**MATERIAL SHOWN**

____________________

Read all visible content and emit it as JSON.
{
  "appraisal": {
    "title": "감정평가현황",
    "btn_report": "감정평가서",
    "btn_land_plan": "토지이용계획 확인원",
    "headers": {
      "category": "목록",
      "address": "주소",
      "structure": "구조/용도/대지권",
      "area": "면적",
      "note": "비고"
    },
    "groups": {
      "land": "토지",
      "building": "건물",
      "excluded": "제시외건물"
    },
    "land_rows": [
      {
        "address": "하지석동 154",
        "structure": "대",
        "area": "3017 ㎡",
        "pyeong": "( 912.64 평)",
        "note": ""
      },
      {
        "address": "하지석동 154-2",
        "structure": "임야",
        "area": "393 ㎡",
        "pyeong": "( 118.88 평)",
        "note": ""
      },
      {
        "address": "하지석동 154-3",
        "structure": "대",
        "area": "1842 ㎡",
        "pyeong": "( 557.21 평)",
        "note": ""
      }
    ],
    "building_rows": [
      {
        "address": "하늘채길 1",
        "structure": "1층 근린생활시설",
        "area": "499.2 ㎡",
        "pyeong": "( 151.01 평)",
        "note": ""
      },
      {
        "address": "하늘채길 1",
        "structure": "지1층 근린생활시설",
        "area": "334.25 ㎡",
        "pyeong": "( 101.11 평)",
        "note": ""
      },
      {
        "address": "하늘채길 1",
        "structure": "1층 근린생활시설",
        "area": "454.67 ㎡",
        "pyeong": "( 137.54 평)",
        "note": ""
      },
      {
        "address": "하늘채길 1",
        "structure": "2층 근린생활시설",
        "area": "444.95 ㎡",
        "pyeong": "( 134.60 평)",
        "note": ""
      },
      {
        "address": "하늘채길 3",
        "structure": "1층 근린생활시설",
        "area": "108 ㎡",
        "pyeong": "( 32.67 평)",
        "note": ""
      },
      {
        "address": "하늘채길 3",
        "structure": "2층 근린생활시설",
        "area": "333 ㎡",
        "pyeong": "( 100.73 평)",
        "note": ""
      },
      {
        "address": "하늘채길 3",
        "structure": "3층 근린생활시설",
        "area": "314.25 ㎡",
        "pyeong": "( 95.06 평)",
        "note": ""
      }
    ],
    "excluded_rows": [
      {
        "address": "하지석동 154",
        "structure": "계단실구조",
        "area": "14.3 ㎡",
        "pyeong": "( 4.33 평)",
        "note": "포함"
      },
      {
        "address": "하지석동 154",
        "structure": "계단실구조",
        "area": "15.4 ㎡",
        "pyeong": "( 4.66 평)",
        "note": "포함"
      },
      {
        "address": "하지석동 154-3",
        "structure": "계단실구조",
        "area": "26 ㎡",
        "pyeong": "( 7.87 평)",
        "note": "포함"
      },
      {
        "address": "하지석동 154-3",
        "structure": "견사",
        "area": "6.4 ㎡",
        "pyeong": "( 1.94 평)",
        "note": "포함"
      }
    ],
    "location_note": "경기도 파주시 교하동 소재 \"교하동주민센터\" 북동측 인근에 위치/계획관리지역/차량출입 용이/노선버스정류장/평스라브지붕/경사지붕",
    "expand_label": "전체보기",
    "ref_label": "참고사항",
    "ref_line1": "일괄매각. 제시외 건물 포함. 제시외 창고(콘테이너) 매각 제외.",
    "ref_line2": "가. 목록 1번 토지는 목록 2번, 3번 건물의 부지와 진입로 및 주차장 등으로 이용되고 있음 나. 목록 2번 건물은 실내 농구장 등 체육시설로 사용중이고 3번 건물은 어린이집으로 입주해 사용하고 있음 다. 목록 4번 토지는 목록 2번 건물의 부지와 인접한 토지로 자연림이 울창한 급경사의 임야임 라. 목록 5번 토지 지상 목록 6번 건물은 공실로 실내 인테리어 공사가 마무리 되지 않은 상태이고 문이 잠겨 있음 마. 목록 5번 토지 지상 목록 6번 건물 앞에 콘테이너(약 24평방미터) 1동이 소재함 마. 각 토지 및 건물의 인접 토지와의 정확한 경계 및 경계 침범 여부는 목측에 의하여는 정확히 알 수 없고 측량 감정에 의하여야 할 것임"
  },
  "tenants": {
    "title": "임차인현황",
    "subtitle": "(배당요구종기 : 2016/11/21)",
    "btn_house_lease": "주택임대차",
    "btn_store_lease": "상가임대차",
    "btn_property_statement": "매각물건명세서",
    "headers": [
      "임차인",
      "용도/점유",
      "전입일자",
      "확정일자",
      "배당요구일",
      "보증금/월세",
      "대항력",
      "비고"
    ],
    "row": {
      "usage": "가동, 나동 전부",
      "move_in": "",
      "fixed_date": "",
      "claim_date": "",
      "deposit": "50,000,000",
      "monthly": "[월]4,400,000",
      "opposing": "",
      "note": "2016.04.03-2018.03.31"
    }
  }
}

____________________

**AIM OF THE EXERCISE**
Which lines hold the string "콘테이너"? Copy all of them from the data above.

**FULL ANSWER**
    "ref_line1": "일괄매각. 제시외 건물 포함. 제시외 창고(콘테이너) 매각 제외.",
    "ref_line2": "가. 목록 1번 토지는 목록 2번, 3번 건물의 부지와 진입로 및 주차장 등으로 이용되고 있음 나. 목록 2번 건물은 실내 농구장 등 체육시설로 사용중이고 3번 건물은 어린이집으로 입주해 사용하고 있음 다. 목록 4번 토지는 목록 2번 건물의 부지와 인접한 토지로 자연림이 울창한 급경사의 임야임 라. 목록 5번 토지 지상 목록 6번 건물은 공실로 실내 인테리어 공사가 마무리 되지 않은 상태이고 문이 잠겨 있음 마. 목록 5번 토지 지상 목록 6번 건물 앞에 콘테이너(약 24평방미터) 1동이 소재함 마. 각 토지 및 건물의 인접 토지와의 정확한 경계 및 경계 침범 여부는 목측에 의하여는 정확히 알 수 없고 측량 감정에 의하여야 할 것임"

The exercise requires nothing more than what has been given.